------ Exercise material ------

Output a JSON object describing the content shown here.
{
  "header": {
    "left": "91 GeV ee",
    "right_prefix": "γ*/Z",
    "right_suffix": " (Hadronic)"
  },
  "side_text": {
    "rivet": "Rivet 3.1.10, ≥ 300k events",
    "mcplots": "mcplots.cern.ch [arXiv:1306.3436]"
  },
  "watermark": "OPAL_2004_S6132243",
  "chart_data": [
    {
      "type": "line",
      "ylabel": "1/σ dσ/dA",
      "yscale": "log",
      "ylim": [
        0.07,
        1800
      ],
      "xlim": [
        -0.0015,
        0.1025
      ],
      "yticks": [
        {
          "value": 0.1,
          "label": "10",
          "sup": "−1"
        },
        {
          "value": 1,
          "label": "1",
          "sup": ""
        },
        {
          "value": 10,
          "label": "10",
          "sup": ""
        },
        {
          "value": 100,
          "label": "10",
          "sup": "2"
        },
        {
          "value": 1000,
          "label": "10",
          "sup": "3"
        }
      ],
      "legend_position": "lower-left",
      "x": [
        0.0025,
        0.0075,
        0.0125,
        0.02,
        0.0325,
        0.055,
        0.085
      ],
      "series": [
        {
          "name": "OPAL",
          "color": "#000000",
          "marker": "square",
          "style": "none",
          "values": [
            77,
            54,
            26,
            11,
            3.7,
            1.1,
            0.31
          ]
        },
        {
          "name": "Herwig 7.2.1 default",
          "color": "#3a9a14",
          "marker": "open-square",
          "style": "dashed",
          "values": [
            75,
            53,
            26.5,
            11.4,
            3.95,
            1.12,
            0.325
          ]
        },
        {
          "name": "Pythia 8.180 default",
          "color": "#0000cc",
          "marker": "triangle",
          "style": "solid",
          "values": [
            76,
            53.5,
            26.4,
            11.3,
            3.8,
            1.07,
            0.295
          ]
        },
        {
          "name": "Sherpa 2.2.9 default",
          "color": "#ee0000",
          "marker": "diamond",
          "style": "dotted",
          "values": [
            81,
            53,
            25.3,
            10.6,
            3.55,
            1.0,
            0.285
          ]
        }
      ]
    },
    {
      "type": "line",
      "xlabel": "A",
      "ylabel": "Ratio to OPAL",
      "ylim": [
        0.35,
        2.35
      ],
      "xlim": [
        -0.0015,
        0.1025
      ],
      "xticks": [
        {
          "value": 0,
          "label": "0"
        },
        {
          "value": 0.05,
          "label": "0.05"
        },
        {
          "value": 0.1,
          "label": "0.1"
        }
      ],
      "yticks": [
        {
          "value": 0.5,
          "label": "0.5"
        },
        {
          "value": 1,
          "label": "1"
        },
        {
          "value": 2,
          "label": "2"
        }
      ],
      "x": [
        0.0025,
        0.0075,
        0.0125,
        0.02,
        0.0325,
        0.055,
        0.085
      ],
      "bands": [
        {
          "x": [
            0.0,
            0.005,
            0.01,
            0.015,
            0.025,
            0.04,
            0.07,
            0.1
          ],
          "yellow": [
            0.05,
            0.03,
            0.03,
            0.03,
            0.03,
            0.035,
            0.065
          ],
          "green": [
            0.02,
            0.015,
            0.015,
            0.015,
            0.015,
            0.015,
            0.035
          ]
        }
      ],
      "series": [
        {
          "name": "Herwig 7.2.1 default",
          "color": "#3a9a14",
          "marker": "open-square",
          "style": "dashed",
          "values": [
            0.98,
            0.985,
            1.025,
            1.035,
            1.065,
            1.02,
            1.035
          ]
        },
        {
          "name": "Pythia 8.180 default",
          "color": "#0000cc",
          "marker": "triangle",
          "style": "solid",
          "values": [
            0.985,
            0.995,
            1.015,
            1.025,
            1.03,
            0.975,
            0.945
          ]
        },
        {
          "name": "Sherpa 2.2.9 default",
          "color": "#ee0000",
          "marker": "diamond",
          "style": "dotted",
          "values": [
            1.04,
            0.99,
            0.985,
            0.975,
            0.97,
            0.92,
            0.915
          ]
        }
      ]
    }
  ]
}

------

• Task to carry out
The entries above should be repeated exactly, every one of them.

• Written reply
Output a JSON object describing the content shown here.
{
  "header": {
    "left": "91 GeV ee",
    "right_prefix": "γ*/Z",
    "right_suffix": " (Hadronic)"
  },
  "side_text": {
    "rivet": "Rivet 3.1.10, ≥ 300k events",
    "mcplots": "mcplots.cern.ch [arXiv:1306.3436]"
  },
  "watermark": "OPAL_2004_S6132243",
  "chart_data": [
    {
      "type": "line",
      "ylabel": "1/σ dσ/dA",
      "yscale": "log",
      "ylim": [
        0.07,
        1800
      ],
      "xlim": [
        -0.0015,
        0.1025
      ],
      "yticks": [
        {
          "value": 0.1,
          "label": "10",
          "sup": "−1"
        },
        {
          "value": 1,
          "label": "1",
          "sup": ""
        },
        {
          "value": 10,
          "label": "10",
          "sup": ""
        },
        {
          "value": 100,
          "label": "10",
          "sup": "2"
        },
        {
          "value": 1000,
          "label": "10",
          "sup": "3"
        }
      ],
      "legend_position": "lower-left",
      "x": [
        0.0025,
        0.0075,
        0.0125,
        0.02,
        0.0325,
        0.055,
        0.085
      ],
      "series": [
        {
          "name": "OPAL",
          "color": "#000000",
          "marker": "square",
          "style": "none",
          "values": [
            77,
            54,
            26,
            11,
            3.7,
            1.1,
            0.31
          ]
        },
        {
          "name": "Herwig 7.2.1 default",
          "color": "#3a9a14",
          "marker": "open-square",
          "style": "dashed",
          "values": [
            75,
            53,
            26.5,
            11.4,
            3.95,
            1.12,
            0.325
          ]
        },
        {
          "name": "Pythia 8.180 default",
          "color": "#0000cc",
          "marker": "triangle",
          "style": "solid",
          "values": [
            76,
            53.5,
            26.4,
            11.3,
            3.8,
            1.07,
            0.295
          ]
        },
        {
          "name": "Sherpa 2.2.9 default",
          "color": "#ee0000",
          "marker": "diamond",
          "style": "dotted",
          "values": [
            81,
            53,
            25.3,
            10.6,
            3.55,
            1.0,
            0.285
          ]
        }
      ]
    },
    {
      "type": "line",
      "xlabel": "A",
      "ylabel": "Ratio to OPAL",
      "ylim": [
        0.35,
        2.35
      ],
      "xlim": [
        -0.0015,
        0.1025
      ],
      "xticks": [
        {
          "value": 0,
          "label": "0"
        },
        {
          "value": 0.05,
          "label": "0.05"
        },
        {
          "value": 0.1,
          "label": "0.1"
        }
      ],
      "yticks": [
        {
          "value": 0.5,
          "label": "0.5"
        },
        {
          "value": 1,
          "label": "1"
        },
        {
          "value": 2,
          "label": "2"
        }
      ],
      "x": [
        0.0025,
        0.0075,
        0.0125,
        0.02,
        0.0325,
        0.055,
        0.085
      ],
      "bands": [
        {
          "x": [
            0.0,
            0.005,
            0.01,
            0.015,
            0.025,
            0.04,
            0.07,
            0.1
          ],
          "yellow": [
            0.05,
            0.03,
            0.03,
            0.03,
            0.03,
            0.035,
            0.065
          ],
          "green": [
            0.02,
            0.015,
            0.015,
            0.015,
            0.015,
            0.015,
            0.035
          ]
        }
      ],
      "series": [
        {
          "name": "Herwig 7.2.1 default",
          "color": "#3a9a14",
          "marker": "open-square",
          "style": "dashed",
          "values": [
            0.98,
            0.985,
            1.025,
            1.035,
            1.065,
            1.02,
            1.035
          ]
        },
        {
          "name": "Pythia 8.180 default",
          "color": "#0000cc",
          "marker": "triangle",
          "style": "solid",
          "values": [
            0.985,
            0.995,
            1.015,
            1.025,
            1.03,
            0.975,
            0.945
          ]
        },
        {
          "name": "Sherpa 2.2.9 default",
          "color": "#ee0000",
          "marker": "diamond",
          "style": "dotted",
          "values": [
            1.04,
            0.99,
            0.985,
            0.975,
            0.97,
            0.92,
            0.915
          ]
        }
      ]
    }
  ]
}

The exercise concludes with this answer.